**Figure record extracts:**
---+---

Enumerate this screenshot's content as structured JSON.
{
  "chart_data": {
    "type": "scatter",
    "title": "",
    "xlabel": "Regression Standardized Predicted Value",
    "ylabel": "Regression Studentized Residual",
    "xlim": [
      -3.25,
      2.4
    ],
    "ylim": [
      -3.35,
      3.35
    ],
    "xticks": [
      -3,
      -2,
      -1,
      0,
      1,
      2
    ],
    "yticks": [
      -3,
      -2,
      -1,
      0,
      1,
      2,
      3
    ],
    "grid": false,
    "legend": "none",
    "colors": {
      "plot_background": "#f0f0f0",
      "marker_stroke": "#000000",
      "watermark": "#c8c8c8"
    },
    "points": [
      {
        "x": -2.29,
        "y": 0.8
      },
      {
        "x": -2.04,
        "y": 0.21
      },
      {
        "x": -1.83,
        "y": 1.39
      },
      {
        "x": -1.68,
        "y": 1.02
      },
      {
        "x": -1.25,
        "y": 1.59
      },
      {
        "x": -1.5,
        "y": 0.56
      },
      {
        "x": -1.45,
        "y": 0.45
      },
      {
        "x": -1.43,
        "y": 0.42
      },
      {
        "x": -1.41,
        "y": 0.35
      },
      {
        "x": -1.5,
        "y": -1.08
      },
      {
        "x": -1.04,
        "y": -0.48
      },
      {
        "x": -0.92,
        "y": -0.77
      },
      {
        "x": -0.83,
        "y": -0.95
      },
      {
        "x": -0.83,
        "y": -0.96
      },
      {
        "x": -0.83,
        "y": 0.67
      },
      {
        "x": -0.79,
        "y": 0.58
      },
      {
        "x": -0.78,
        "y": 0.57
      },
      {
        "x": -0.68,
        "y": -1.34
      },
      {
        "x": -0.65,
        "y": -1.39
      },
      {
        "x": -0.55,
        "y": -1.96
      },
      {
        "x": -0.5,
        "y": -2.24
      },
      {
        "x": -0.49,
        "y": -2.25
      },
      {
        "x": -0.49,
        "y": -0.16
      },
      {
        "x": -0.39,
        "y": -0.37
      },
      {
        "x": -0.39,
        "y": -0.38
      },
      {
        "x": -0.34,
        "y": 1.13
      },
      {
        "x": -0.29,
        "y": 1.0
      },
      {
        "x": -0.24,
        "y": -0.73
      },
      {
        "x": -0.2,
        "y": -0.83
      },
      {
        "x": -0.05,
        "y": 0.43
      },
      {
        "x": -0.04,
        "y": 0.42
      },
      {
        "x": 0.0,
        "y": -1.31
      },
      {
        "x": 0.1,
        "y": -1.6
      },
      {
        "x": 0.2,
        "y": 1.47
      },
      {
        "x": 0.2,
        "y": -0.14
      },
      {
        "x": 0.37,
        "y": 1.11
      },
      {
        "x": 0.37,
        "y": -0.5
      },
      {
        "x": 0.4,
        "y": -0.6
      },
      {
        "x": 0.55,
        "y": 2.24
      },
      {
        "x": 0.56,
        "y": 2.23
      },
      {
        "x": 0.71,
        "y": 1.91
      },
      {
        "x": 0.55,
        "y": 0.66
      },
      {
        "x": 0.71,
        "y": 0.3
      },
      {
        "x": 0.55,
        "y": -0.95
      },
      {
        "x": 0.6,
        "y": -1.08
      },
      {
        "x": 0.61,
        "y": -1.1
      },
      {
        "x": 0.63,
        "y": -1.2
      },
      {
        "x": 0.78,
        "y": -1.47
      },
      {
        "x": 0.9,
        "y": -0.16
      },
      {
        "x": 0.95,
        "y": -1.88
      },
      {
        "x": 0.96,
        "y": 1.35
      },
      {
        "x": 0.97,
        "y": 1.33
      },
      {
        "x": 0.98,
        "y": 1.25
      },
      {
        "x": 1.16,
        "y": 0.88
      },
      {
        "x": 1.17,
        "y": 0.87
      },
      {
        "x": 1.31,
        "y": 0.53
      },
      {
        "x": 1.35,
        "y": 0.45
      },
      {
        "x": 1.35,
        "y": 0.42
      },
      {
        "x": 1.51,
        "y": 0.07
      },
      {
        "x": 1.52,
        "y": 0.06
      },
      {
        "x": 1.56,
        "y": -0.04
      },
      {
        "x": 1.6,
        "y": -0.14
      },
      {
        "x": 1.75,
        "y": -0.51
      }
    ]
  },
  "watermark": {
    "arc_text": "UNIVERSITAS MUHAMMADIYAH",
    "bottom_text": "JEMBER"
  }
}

---+---

**INSTRUCTIONS TO FOLLOW:** From the listing above, return each line with the word "Regression".

**RESPONSE BELOW:**
    "xlabel": "Regression Standardized Predicted Value",
    "ylabel": "Regression Studentized Residual",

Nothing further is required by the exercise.